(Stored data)
= = =

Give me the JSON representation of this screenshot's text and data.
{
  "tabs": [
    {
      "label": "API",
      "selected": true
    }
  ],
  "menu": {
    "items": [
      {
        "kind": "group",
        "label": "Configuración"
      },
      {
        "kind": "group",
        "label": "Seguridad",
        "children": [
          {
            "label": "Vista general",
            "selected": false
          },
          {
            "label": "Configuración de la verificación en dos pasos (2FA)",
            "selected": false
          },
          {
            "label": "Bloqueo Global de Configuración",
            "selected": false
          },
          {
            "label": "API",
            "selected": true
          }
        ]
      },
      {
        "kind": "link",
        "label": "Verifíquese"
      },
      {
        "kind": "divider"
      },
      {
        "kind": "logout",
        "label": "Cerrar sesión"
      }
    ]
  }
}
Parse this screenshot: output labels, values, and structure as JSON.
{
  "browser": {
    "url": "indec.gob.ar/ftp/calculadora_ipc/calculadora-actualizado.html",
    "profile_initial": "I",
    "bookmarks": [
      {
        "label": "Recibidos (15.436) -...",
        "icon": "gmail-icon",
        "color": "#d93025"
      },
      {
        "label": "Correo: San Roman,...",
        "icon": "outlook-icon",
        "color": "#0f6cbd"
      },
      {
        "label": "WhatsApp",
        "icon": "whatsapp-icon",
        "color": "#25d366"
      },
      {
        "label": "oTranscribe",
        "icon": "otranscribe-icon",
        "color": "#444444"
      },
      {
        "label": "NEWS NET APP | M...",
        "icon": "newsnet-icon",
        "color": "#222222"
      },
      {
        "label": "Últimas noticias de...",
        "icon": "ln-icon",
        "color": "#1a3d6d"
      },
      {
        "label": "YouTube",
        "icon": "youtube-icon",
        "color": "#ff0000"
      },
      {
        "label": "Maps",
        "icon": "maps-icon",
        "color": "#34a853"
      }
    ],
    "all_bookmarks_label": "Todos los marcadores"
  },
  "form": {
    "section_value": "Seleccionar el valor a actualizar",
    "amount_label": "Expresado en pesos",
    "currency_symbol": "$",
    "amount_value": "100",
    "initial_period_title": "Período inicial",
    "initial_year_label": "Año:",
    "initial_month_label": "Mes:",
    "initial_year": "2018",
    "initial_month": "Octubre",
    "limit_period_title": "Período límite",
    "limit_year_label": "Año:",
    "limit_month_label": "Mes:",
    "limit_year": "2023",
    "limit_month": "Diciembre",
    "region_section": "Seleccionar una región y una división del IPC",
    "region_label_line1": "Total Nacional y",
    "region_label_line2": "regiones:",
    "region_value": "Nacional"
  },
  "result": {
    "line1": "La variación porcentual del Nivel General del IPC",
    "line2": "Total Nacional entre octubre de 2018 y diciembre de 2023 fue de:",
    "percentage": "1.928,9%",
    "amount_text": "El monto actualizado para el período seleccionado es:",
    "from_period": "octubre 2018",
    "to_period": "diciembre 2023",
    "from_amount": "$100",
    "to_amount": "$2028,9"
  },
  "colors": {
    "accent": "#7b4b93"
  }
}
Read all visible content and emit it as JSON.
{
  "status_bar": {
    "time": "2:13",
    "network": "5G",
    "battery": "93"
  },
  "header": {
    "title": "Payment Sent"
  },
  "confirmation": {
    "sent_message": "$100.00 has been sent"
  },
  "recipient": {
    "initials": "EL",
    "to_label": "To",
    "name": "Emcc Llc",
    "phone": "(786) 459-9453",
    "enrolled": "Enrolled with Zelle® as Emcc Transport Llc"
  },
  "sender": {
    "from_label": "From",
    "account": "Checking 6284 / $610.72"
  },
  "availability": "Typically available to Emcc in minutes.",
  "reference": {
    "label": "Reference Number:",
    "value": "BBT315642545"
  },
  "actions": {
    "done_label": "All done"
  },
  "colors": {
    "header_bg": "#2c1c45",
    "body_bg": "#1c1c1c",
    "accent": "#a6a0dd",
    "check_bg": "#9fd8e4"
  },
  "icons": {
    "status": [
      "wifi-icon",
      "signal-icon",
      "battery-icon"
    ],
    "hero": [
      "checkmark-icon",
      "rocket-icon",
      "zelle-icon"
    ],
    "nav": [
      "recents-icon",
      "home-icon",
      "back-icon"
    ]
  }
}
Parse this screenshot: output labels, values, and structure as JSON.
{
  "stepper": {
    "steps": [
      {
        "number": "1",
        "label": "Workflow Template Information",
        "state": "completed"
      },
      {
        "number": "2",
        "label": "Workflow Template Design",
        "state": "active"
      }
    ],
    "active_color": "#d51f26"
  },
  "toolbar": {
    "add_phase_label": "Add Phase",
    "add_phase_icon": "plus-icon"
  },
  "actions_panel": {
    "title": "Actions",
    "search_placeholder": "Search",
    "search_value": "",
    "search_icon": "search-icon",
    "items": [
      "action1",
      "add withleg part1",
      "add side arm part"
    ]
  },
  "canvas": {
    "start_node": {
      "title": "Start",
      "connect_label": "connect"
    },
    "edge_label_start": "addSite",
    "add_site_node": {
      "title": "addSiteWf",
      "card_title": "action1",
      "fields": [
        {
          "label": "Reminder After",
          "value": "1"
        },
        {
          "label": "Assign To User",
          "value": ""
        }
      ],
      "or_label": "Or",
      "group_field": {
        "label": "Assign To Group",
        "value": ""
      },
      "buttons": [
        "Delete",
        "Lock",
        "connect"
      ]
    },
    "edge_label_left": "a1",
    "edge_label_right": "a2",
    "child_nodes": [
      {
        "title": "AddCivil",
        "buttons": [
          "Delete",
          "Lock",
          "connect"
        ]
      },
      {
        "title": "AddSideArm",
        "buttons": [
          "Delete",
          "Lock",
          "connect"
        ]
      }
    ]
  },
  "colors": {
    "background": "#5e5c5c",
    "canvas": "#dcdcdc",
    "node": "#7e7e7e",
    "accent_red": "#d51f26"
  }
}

= = =

→ **SET PROBLEM**: Lines containing the string "Seleccionar" should be counted; reply with their number and nothing more.

→ **ANSWER IN FULL**: 2